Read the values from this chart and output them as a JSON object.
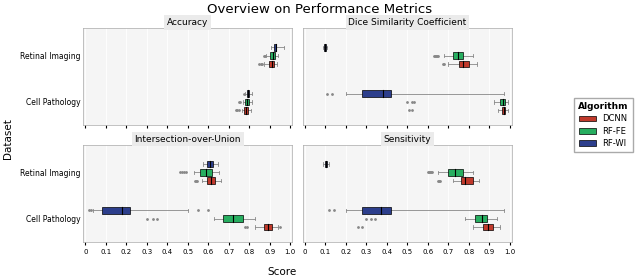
{
  "title": "Overview on Performance Metrics",
  "ylabel": "Dataset",
  "xlabel": "Score",
  "datasets": [
    "Retinal Imaging",
    "Cell Pathology"
  ],
  "algorithms": [
    "DCNN",
    "RF-FE",
    "RF-WI"
  ],
  "colors": {
    "DCNN": "#C0392B",
    "RF-FE": "#27AE60",
    "RF-WI": "#2C3E8C"
  },
  "xlim": [
    0,
    1.0
  ],
  "xticks": [
    0,
    0.1,
    0.2,
    0.3,
    0.4,
    0.5,
    0.6,
    0.7,
    0.8,
    0.9,
    1.0
  ],
  "bg_color": "#EBEBEB",
  "panel_bg": "#F5F5F5",
  "boxes": {
    "Accuracy": {
      "Retinal Imaging": {
        "RF-WI": {
          "whislo": 0.905,
          "q1": 0.92,
          "med": 0.928,
          "q3": 0.932,
          "whishi": 0.97,
          "fliers": []
        },
        "RF-FE": {
          "whislo": 0.88,
          "q1": 0.9,
          "med": 0.915,
          "q3": 0.925,
          "whishi": 0.94,
          "fliers": [
            0.875,
            0.872
          ]
        },
        "DCNN": {
          "whislo": 0.87,
          "q1": 0.895,
          "med": 0.91,
          "q3": 0.92,
          "whishi": 0.935,
          "fliers": [
            0.862,
            0.855,
            0.848
          ]
        }
      },
      "Cell Pathology": {
        "RF-WI": {
          "whislo": 0.78,
          "q1": 0.79,
          "med": 0.795,
          "q3": 0.8,
          "whishi": 0.815,
          "fliers": [
            0.775
          ]
        },
        "RF-FE": {
          "whislo": 0.77,
          "q1": 0.78,
          "med": 0.79,
          "q3": 0.8,
          "whishi": 0.815,
          "fliers": [
            0.755,
            0.75
          ]
        },
        "DCNN": {
          "whislo": 0.765,
          "q1": 0.775,
          "med": 0.785,
          "q3": 0.795,
          "whishi": 0.81,
          "fliers": [
            0.748,
            0.742,
            0.735
          ]
        }
      }
    },
    "Dice Similarity Coefficient": {
      "Retinal Imaging": {
        "RF-WI": {
          "whislo": 0.09,
          "q1": 0.095,
          "med": 0.1,
          "q3": 0.105,
          "whishi": 0.11,
          "fliers": []
        },
        "RF-FE": {
          "whislo": 0.68,
          "q1": 0.72,
          "med": 0.745,
          "q3": 0.77,
          "whishi": 0.82,
          "fliers": [
            0.63,
            0.635,
            0.64,
            0.645,
            0.65
          ]
        },
        "DCNN": {
          "whislo": 0.7,
          "q1": 0.75,
          "med": 0.77,
          "q3": 0.8,
          "whishi": 0.84,
          "fliers": [
            0.68,
            0.675
          ]
        }
      },
      "Cell Pathology": {
        "RF-WI": {
          "whislo": 0.2,
          "q1": 0.28,
          "med": 0.38,
          "q3": 0.42,
          "whishi": 0.97,
          "fliers": [
            0.11,
            0.13
          ]
        },
        "RF-FE": {
          "whislo": 0.92,
          "q1": 0.95,
          "med": 0.965,
          "q3": 0.975,
          "whishi": 0.99,
          "fliers": [
            0.5,
            0.52,
            0.53
          ]
        },
        "DCNN": {
          "whislo": 0.94,
          "q1": 0.96,
          "med": 0.97,
          "q3": 0.978,
          "whishi": 0.99,
          "fliers": [
            0.51,
            0.52
          ]
        }
      }
    },
    "Intersection-over-Union": {
      "Retinal Imaging": {
        "RF-WI": {
          "whislo": 0.575,
          "q1": 0.595,
          "med": 0.61,
          "q3": 0.625,
          "whishi": 0.645,
          "fliers": []
        },
        "RF-FE": {
          "whislo": 0.53,
          "q1": 0.56,
          "med": 0.59,
          "q3": 0.62,
          "whishi": 0.65,
          "fliers": [
            0.46,
            0.47,
            0.48,
            0.49
          ]
        },
        "DCNN": {
          "whislo": 0.57,
          "q1": 0.595,
          "med": 0.615,
          "q3": 0.635,
          "whishi": 0.66,
          "fliers": [
            0.545,
            0.54,
            0.535
          ]
        }
      },
      "Cell Pathology": {
        "RF-WI": {
          "whislo": 0.04,
          "q1": 0.08,
          "med": 0.18,
          "q3": 0.22,
          "whishi": 0.5,
          "fliers": [
            0.02,
            0.03,
            0.55,
            0.6
          ]
        },
        "RF-FE": {
          "whislo": 0.63,
          "q1": 0.67,
          "med": 0.72,
          "q3": 0.77,
          "whishi": 0.83,
          "fliers": [
            0.3,
            0.33,
            0.35
          ]
        },
        "DCNN": {
          "whislo": 0.83,
          "q1": 0.87,
          "med": 0.89,
          "q3": 0.91,
          "whishi": 0.94,
          "fliers": [
            0.78,
            0.79,
            0.95
          ]
        }
      }
    },
    "Sensitivity": {
      "Retinal Imaging": {
        "RF-WI": {
          "whislo": 0.09,
          "q1": 0.1,
          "med": 0.105,
          "q3": 0.11,
          "whishi": 0.12,
          "fliers": []
        },
        "RF-FE": {
          "whislo": 0.65,
          "q1": 0.7,
          "med": 0.73,
          "q3": 0.77,
          "whishi": 0.82,
          "fliers": [
            0.6,
            0.605,
            0.61,
            0.615,
            0.62
          ]
        },
        "DCNN": {
          "whislo": 0.72,
          "q1": 0.76,
          "med": 0.78,
          "q3": 0.82,
          "whishi": 0.85,
          "fliers": [
            0.66,
            0.655,
            0.65
          ]
        }
      },
      "Cell Pathology": {
        "RF-WI": {
          "whislo": 0.2,
          "q1": 0.28,
          "med": 0.37,
          "q3": 0.42,
          "whishi": 0.97,
          "fliers": [
            0.12,
            0.14
          ]
        },
        "RF-FE": {
          "whislo": 0.78,
          "q1": 0.83,
          "med": 0.865,
          "q3": 0.89,
          "whishi": 0.935,
          "fliers": [
            0.3,
            0.32,
            0.34
          ]
        },
        "DCNN": {
          "whislo": 0.82,
          "q1": 0.87,
          "med": 0.895,
          "q3": 0.915,
          "whishi": 0.95,
          "fliers": [
            0.26,
            0.28
          ]
        }
      }
    }
  }
}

→ **Given request**:
Quote all the records verbatim, dropping any pictures from your copy.

→ **Finished exercise**:
Read the values from this chart and output them as a JSON object.
{
  "title": "Overview on Performance Metrics",
  "ylabel": "Dataset",
  "xlabel": "Score",
  "datasets": [
    "Retinal Imaging",
    "Cell Pathology"
  ],
  "algorithms": [
    "DCNN",
    "RF-FE",
    "RF-WI"
  ],
  "colors": {
    "DCNN": "#C0392B",
    "RF-FE": "#27AE60",
    "RF-WI": "#2C3E8C"
  },
  "xlim": [
    0,
    1.0
  ],
  "xticks": [
    0,
    0.1,
    0.2,
    0.3,
    0.4,
    0.5,
    0.6,
    0.7,
    0.8,
    0.9,
    1.0
  ],
  "bg_color": "#EBEBEB",
  "panel_bg": "#F5F5F5",
  "boxes": {
    "Accuracy": {
      "Retinal Imaging": {
        "RF-WI": {
          "whislo": 0.905,
          "q1": 0.92,
          "med": 0.928,
          "q3": 0.932,
          "whishi": 0.97,
          "fliers": []
        },
        "RF-FE": {
          "whislo": 0.88,
          "q1": 0.9,
          "med": 0.915,
          "q3": 0.925,
          "whishi": 0.94,
          "fliers": [
            0.875,
            0.872
          ]
        },
        "DCNN": {
          "whislo": 0.87,
          "q1": 0.895,
          "med": 0.91,
          "q3": 0.92,
          "whishi": 0.935,
          "fliers": [
            0.862,
            0.855,
            0.848
          ]
        }
      },
      "Cell Pathology": {
        "RF-WI": {
          "whislo": 0.78,
          "q1": 0.79,
          "med": 0.795,
          "q3": 0.8,
          "whishi": 0.815,
          "fliers": [
            0.775
          ]
        },
        "RF-FE": {
          "whislo": 0.77,
          "q1": 0.78,
          "med": 0.79,
          "q3": 0.8,
          "whishi": 0.815,
          "fliers": [
            0.755,
            0.75
          ]
        },
        "DCNN": {
          "whislo": 0.765,
          "q1": 0.775,
          "med": 0.785,
          "q3": 0.795,
          "whishi": 0.81,
          "fliers": [
            0.748,
            0.742,
            0.735
          ]
        }
      }
    },
    "Dice Similarity Coefficient": {
      "Retinal Imaging": {
        "RF-WI": {
          "whislo": 0.09,
          "q1": 0.095,
          "med": 0.1,
          "q3": 0.105,
          "whishi": 0.11,
          "fliers": []
        },
        "RF-FE": {
          "whislo": 0.68,
          "q1": 0.72,
          "med": 0.745,
          "q3": 0.77,
          "whishi": 0.82,
          "fliers": [
            0.63,
            0.635,
            0.64,
            0.645,
            0.65
          ]
        },
        "DCNN": {
          "whislo": 0.7,
          "q1": 0.75,
          "med": 0.77,
          "q3": 0.8,
          "whishi": 0.84,
          "fliers": [
            0.68,
            0.675
          ]
        }
      },
      "Cell Pathology": {
        "RF-WI": {
          "whislo": 0.2,
          "q1": 0.28,
          "med": 0.38,
          "q3": 0.42,
          "whishi": 0.97,
          "fliers": [
            0.11,
            0.13
          ]
        },
        "RF-FE": {
          "whislo": 0.92,
          "q1": 0.95,
          "med": 0.965,
          "q3": 0.975,
          "whishi": 0.99,
          "fliers": [
            0.5,
            0.52,
            0.53
          ]
        },
        "DCNN": {
          "whislo": 0.94,
          "q1": 0.96,
          "med": 0.97,
          "q3": 0.978,
          "whishi": 0.99,
          "fliers": [
            0.51,
            0.52
          ]
        }
      }
    },
    "Intersection-over-Union": {
      "Retinal Imaging": {
        "RF-WI": {
          "whislo": 0.575,
          "q1": 0.595,
          "med": 0.61,
          "q3": 0.625,
          "whishi": 0.645,
          "fliers": []
        },
        "RF-FE": {
          "whislo": 0.53,
          "q1": 0.56,
          "med": 0.59,
          "q3": 0.62,
          "whishi": 0.65,
          "fliers": [
            0.46,
            0.47,
            0.48,
            0.49
          ]
        },
        "DCNN": {
          "whislo": 0.57,
          "q1": 0.595,
          "med": 0.615,
          "q3": 0.635,
          "whishi": 0.66,
          "fliers": [
            0.545,
            0.54,
            0.535
          ]
        }
      },
      "Cell Pathology": {
        "RF-WI": {
          "whislo": 0.04,
          "q1": 0.08,
          "med": 0.18,
          "q3": 0.22,
          "whishi": 0.5,
          "fliers": [
            0.02,
            0.03,
            0.55,
            0.6
          ]
        },
        "RF-FE": {
          "whislo": 0.63,
          "q1": 0.67,
          "med": 0.72,
          "q3": 0.77,
          "whishi": 0.83,
          "fliers": [
            0.3,
            0.33,
            0.35
          ]
        },
        "DCNN": {
          "whislo": 0.83,
          "q1": 0.87,
          "med": 0.89,
          "q3": 0.91,
          "whishi": 0.94,
          "fliers": [
            0.78,
            0.79,
            0.95
          ]
        }
      }
    },
    "Sensitivity": {
      "Retinal Imaging": {
        "RF-WI": {
          "whislo": 0.09,
          "q1": 0.1,
          "med": 0.105,
          "q3": 0.11,
          "whishi": 0.12,
          "fliers": []
        },
        "RF-FE": {
          "whislo": 0.65,
          "q1": 0.7,
          "med": 0.73,
          "q3": 0.77,
          "whishi": 0.82,
          "fliers": [
            0.6,
            0.605,
            0.61,
            0.615,
            0.62
          ]
        },
        "DCNN": {
          "whislo": 0.72,
          "q1": 0.76,
          "med": 0.78,
          "q3": 0.82,
          "whishi": 0.85,
          "fliers": [
            0.66,
            0.655,
            0.65
          ]
        }
      },
      "Cell Pathology": {
        "RF-WI": {
          "whislo": 0.2,
          "q1": 0.28,
          "med": 0.37,
          "q3": 0.42,
          "whishi": 0.97,
          "fliers": [
            0.12,
            0.14
          ]
        },
        "RF-FE": {
          "whislo": 0.78,
          "q1": 0.83,
          "med": 0.865,
          "q3": 0.89,
          "whishi": 0.935,
          "fliers": [
            0.3,
            0.32,
            0.34
          ]
        },
        "DCNN": {
          "whislo": 0.82,
          "q1": 0.87,
          "med": 0.895,
          "q3": 0.915,
          "whishi": 0.95,
          "fliers": [
            0.26,
            0.28
          ]
        }
      }
    }
  }
}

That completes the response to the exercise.